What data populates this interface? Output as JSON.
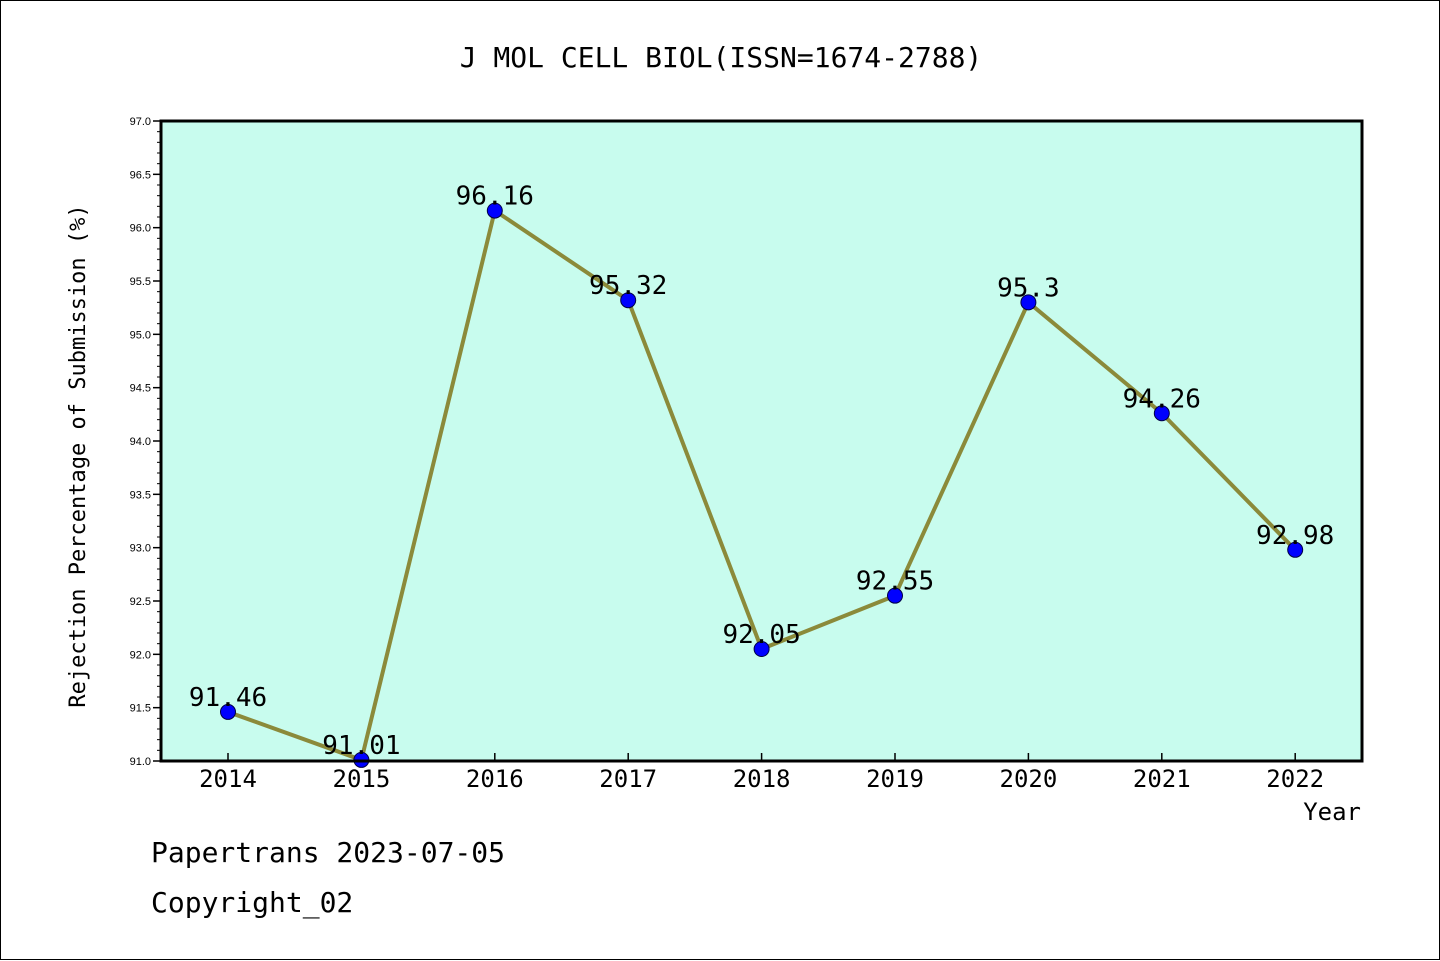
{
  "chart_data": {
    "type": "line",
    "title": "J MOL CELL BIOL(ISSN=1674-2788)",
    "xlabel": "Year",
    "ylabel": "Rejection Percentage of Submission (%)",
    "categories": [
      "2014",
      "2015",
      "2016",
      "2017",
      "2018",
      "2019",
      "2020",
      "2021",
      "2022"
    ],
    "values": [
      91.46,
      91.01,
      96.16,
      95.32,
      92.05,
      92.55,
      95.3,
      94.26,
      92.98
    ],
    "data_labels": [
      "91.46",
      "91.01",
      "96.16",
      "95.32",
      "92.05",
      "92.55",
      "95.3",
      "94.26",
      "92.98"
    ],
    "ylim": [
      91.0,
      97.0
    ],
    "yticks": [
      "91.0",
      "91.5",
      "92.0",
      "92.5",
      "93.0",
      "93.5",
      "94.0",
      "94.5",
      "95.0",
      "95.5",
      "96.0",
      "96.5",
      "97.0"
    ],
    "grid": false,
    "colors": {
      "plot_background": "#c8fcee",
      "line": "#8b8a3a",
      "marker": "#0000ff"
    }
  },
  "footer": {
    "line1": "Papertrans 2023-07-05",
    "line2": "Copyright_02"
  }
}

************

* Direction: Will you set down the records word for word while leaving out every picture?

* Task result:
What data populates this interface? Output as JSON.
{
  "chart_data": {
    "type": "line",
    "title": "J MOL CELL BIOL(ISSN=1674-2788)",
    "xlabel": "Year",
    "ylabel": "Rejection Percentage of Submission (%)",
    "categories": [
      "2014",
      "2015",
      "2016",
      "2017",
      "2018",
      "2019",
      "2020",
      "2021",
      "2022"
    ],
    "values": [
      91.46,
      91.01,
      96.16,
      95.32,
      92.05,
      92.55,
      95.3,
      94.26,
      92.98
    ],
    "data_labels": [
      "91.46",
      "91.01",
      "96.16",
      "95.32",
      "92.05",
      "92.55",
      "95.3",
      "94.26",
      "92.98"
    ],
    "ylim": [
      91.0,
      97.0
    ],
    "yticks": [
      "91.0",
      "91.5",
      "92.0",
      "92.5",
      "93.0",
      "93.5",
      "94.0",
      "94.5",
      "95.0",
      "95.5",
      "96.0",
      "96.5",
      "97.0"
    ],
    "grid": false,
    "colors": {
      "plot_background": "#c8fcee",
      "line": "#8b8a3a",
      "marker": "#0000ff"
    }
  },
  "footer": {
    "line1": "Papertrans 2023-07-05",
    "line2": "Copyright_02"
  }
}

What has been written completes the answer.